## Task to complete:
Gather the lines below that include the string "WWSSN", copying each in full.

=======

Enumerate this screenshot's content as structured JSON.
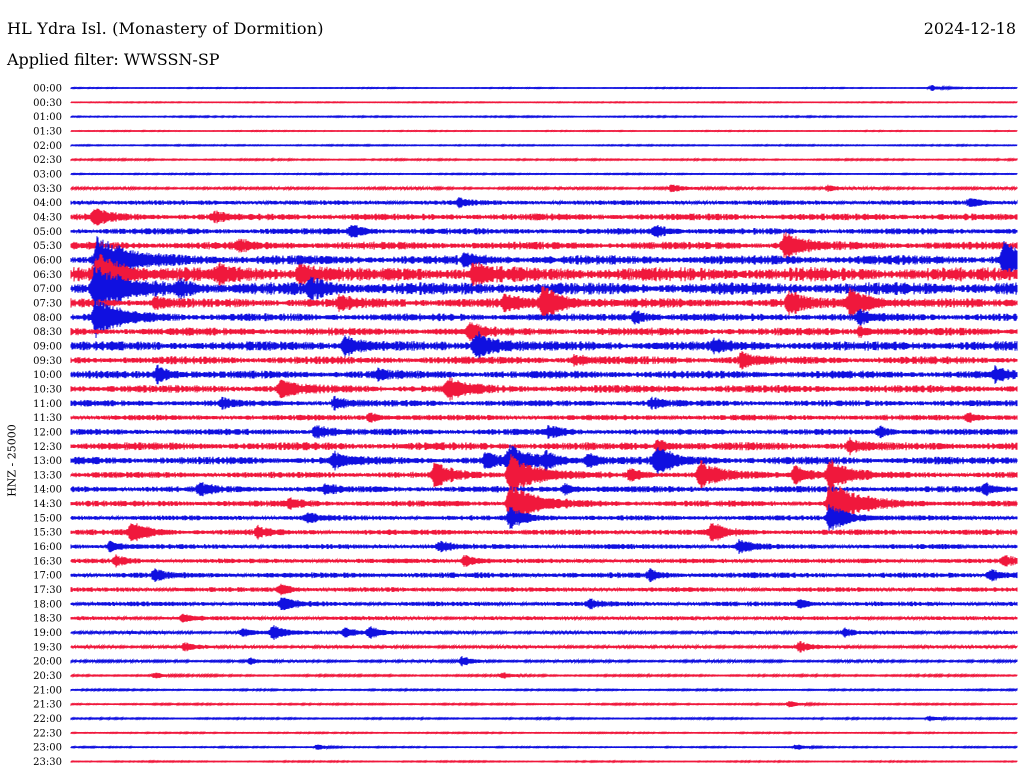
{
  "header": {
    "station": "HL Ydra Isl. (Monastery of Dormition)",
    "date": "2024-12-18",
    "filter_prefix": "Applied filter: ",
    "filter_name": "WWSSN-SP",
    "channel": "HNZ - 25000"
  },
  "colors": {
    "trace_a": "#1010e0",
    "trace_b": "#f0183c",
    "background": "#ffffff"
  },
  "chart_data": {
    "type": "line",
    "title": "HL Ydra Isl. (Monastery of Dormition)",
    "subtitle": "Applied filter: WWSSN-SP",
    "xlabel": "",
    "ylabel": "HNZ - 25000",
    "row_labels": [
      "00:00",
      "00:30",
      "01:00",
      "01:30",
      "02:00",
      "02:30",
      "03:00",
      "03:30",
      "04:00",
      "04:30",
      "05:00",
      "05:30",
      "06:00",
      "06:30",
      "07:00",
      "07:30",
      "08:00",
      "08:30",
      "09:00",
      "09:30",
      "10:00",
      "10:30",
      "11:00",
      "11:30",
      "12:00",
      "12:30",
      "13:00",
      "13:30",
      "14:00",
      "14:30",
      "15:00",
      "15:30",
      "16:00",
      "16:30",
      "17:00",
      "17:30",
      "18:00",
      "18:30",
      "19:00",
      "19:30",
      "20:00",
      "20:30",
      "21:00",
      "21:30",
      "22:00",
      "22:30",
      "23:00",
      "23:30"
    ],
    "noise_level": [
      0.3,
      0.3,
      0.4,
      0.3,
      0.4,
      0.5,
      0.4,
      0.8,
      1.5,
      2.2,
      2.0,
      2.5,
      3.0,
      4.5,
      4.0,
      3.0,
      2.5,
      2.5,
      3.0,
      2.5,
      2.5,
      2.5,
      2.0,
      1.8,
      2.0,
      2.5,
      2.5,
      2.0,
      2.0,
      2.0,
      1.6,
      1.8,
      1.6,
      1.5,
      1.8,
      1.5,
      1.5,
      1.2,
      1.0,
      1.0,
      0.8,
      0.6,
      0.5,
      0.5,
      0.5,
      0.4,
      0.4,
      0.4
    ],
    "events": [
      {
        "row": 0,
        "x": 932,
        "amp": 3
      },
      {
        "row": 7,
        "x": 672,
        "amp": 4
      },
      {
        "row": 7,
        "x": 828,
        "amp": 3
      },
      {
        "row": 8,
        "x": 460,
        "amp": 4
      },
      {
        "row": 8,
        "x": 970,
        "amp": 5
      },
      {
        "row": 9,
        "x": 95,
        "amp": 8
      },
      {
        "row": 9,
        "x": 215,
        "amp": 5
      },
      {
        "row": 10,
        "x": 352,
        "amp": 6
      },
      {
        "row": 10,
        "x": 656,
        "amp": 6
      },
      {
        "row": 11,
        "x": 785,
        "amp": 13
      },
      {
        "row": 11,
        "x": 240,
        "amp": 5
      },
      {
        "row": 12,
        "x": 97,
        "amp": 24
      },
      {
        "row": 12,
        "x": 1004,
        "amp": 18
      },
      {
        "row": 12,
        "x": 466,
        "amp": 6
      },
      {
        "row": 13,
        "x": 97,
        "amp": 20
      },
      {
        "row": 13,
        "x": 300,
        "amp": 10
      },
      {
        "row": 13,
        "x": 474,
        "amp": 10
      },
      {
        "row": 13,
        "x": 220,
        "amp": 7
      },
      {
        "row": 14,
        "x": 95,
        "amp": 22
      },
      {
        "row": 14,
        "x": 310,
        "amp": 9
      },
      {
        "row": 14,
        "x": 180,
        "amp": 6
      },
      {
        "row": 15,
        "x": 543,
        "amp": 16
      },
      {
        "row": 15,
        "x": 850,
        "amp": 14
      },
      {
        "row": 15,
        "x": 790,
        "amp": 10
      },
      {
        "row": 15,
        "x": 505,
        "amp": 8
      },
      {
        "row": 15,
        "x": 340,
        "amp": 6
      },
      {
        "row": 15,
        "x": 155,
        "amp": 5
      },
      {
        "row": 16,
        "x": 96,
        "amp": 18
      },
      {
        "row": 16,
        "x": 635,
        "amp": 6
      },
      {
        "row": 16,
        "x": 860,
        "amp": 6
      },
      {
        "row": 17,
        "x": 470,
        "amp": 8
      },
      {
        "row": 17,
        "x": 860,
        "amp": 5
      },
      {
        "row": 18,
        "x": 476,
        "amp": 14
      },
      {
        "row": 18,
        "x": 345,
        "amp": 10
      },
      {
        "row": 18,
        "x": 715,
        "amp": 5
      },
      {
        "row": 19,
        "x": 742,
        "amp": 7
      },
      {
        "row": 19,
        "x": 575,
        "amp": 5
      },
      {
        "row": 20,
        "x": 158,
        "amp": 8
      },
      {
        "row": 20,
        "x": 995,
        "amp": 6
      },
      {
        "row": 20,
        "x": 378,
        "amp": 5
      },
      {
        "row": 21,
        "x": 448,
        "amp": 11
      },
      {
        "row": 21,
        "x": 281,
        "amp": 9
      },
      {
        "row": 22,
        "x": 335,
        "amp": 6
      },
      {
        "row": 22,
        "x": 652,
        "amp": 5
      },
      {
        "row": 22,
        "x": 222,
        "amp": 5
      },
      {
        "row": 23,
        "x": 968,
        "amp": 5
      },
      {
        "row": 23,
        "x": 370,
        "amp": 5
      },
      {
        "row": 24,
        "x": 316,
        "amp": 7
      },
      {
        "row": 24,
        "x": 550,
        "amp": 6
      },
      {
        "row": 24,
        "x": 880,
        "amp": 5
      },
      {
        "row": 25,
        "x": 850,
        "amp": 6
      },
      {
        "row": 25,
        "x": 658,
        "amp": 6
      },
      {
        "row": 26,
        "x": 656,
        "amp": 13
      },
      {
        "row": 26,
        "x": 510,
        "amp": 14
      },
      {
        "row": 26,
        "x": 486,
        "amp": 8
      },
      {
        "row": 26,
        "x": 588,
        "amp": 7
      },
      {
        "row": 26,
        "x": 335,
        "amp": 7
      },
      {
        "row": 26,
        "x": 546,
        "amp": 6
      },
      {
        "row": 27,
        "x": 435,
        "amp": 12
      },
      {
        "row": 27,
        "x": 510,
        "amp": 20
      },
      {
        "row": 27,
        "x": 700,
        "amp": 14
      },
      {
        "row": 27,
        "x": 795,
        "amp": 10
      },
      {
        "row": 27,
        "x": 830,
        "amp": 14
      },
      {
        "row": 27,
        "x": 630,
        "amp": 6
      },
      {
        "row": 28,
        "x": 200,
        "amp": 6
      },
      {
        "row": 28,
        "x": 325,
        "amp": 5
      },
      {
        "row": 28,
        "x": 565,
        "amp": 5
      },
      {
        "row": 28,
        "x": 985,
        "amp": 5
      },
      {
        "row": 29,
        "x": 510,
        "amp": 20
      },
      {
        "row": 29,
        "x": 830,
        "amp": 22
      },
      {
        "row": 29,
        "x": 290,
        "amp": 5
      },
      {
        "row": 30,
        "x": 308,
        "amp": 5
      },
      {
        "row": 30,
        "x": 510,
        "amp": 10
      },
      {
        "row": 30,
        "x": 830,
        "amp": 14
      },
      {
        "row": 31,
        "x": 132,
        "amp": 10
      },
      {
        "row": 31,
        "x": 712,
        "amp": 9
      },
      {
        "row": 31,
        "x": 258,
        "amp": 5
      },
      {
        "row": 32,
        "x": 440,
        "amp": 5
      },
      {
        "row": 32,
        "x": 740,
        "amp": 6
      },
      {
        "row": 32,
        "x": 110,
        "amp": 5
      },
      {
        "row": 33,
        "x": 465,
        "amp": 6
      },
      {
        "row": 33,
        "x": 116,
        "amp": 5
      },
      {
        "row": 33,
        "x": 1005,
        "amp": 5
      },
      {
        "row": 34,
        "x": 990,
        "amp": 6
      },
      {
        "row": 34,
        "x": 155,
        "amp": 5
      },
      {
        "row": 34,
        "x": 650,
        "amp": 5
      },
      {
        "row": 35,
        "x": 280,
        "amp": 5
      },
      {
        "row": 36,
        "x": 283,
        "amp": 7
      },
      {
        "row": 36,
        "x": 590,
        "amp": 4
      },
      {
        "row": 36,
        "x": 800,
        "amp": 4
      },
      {
        "row": 37,
        "x": 183,
        "amp": 4
      },
      {
        "row": 38,
        "x": 273,
        "amp": 7
      },
      {
        "row": 38,
        "x": 345,
        "amp": 6
      },
      {
        "row": 38,
        "x": 370,
        "amp": 6
      },
      {
        "row": 38,
        "x": 845,
        "amp": 4
      },
      {
        "row": 38,
        "x": 243,
        "amp": 4
      },
      {
        "row": 39,
        "x": 800,
        "amp": 5
      },
      {
        "row": 39,
        "x": 185,
        "amp": 4
      },
      {
        "row": 40,
        "x": 462,
        "amp": 5
      },
      {
        "row": 40,
        "x": 250,
        "amp": 3
      },
      {
        "row": 41,
        "x": 155,
        "amp": 3
      },
      {
        "row": 41,
        "x": 503,
        "amp": 3
      },
      {
        "row": 43,
        "x": 790,
        "amp": 3
      },
      {
        "row": 44,
        "x": 930,
        "amp": 3
      },
      {
        "row": 46,
        "x": 797,
        "amp": 3
      },
      {
        "row": 46,
        "x": 318,
        "amp": 3
      }
    ]
  }
}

=======

## Reply to the task:
    "filter_name": "WWSSN-SP",
    "subtitle": "Applied filter: WWSSN-SP",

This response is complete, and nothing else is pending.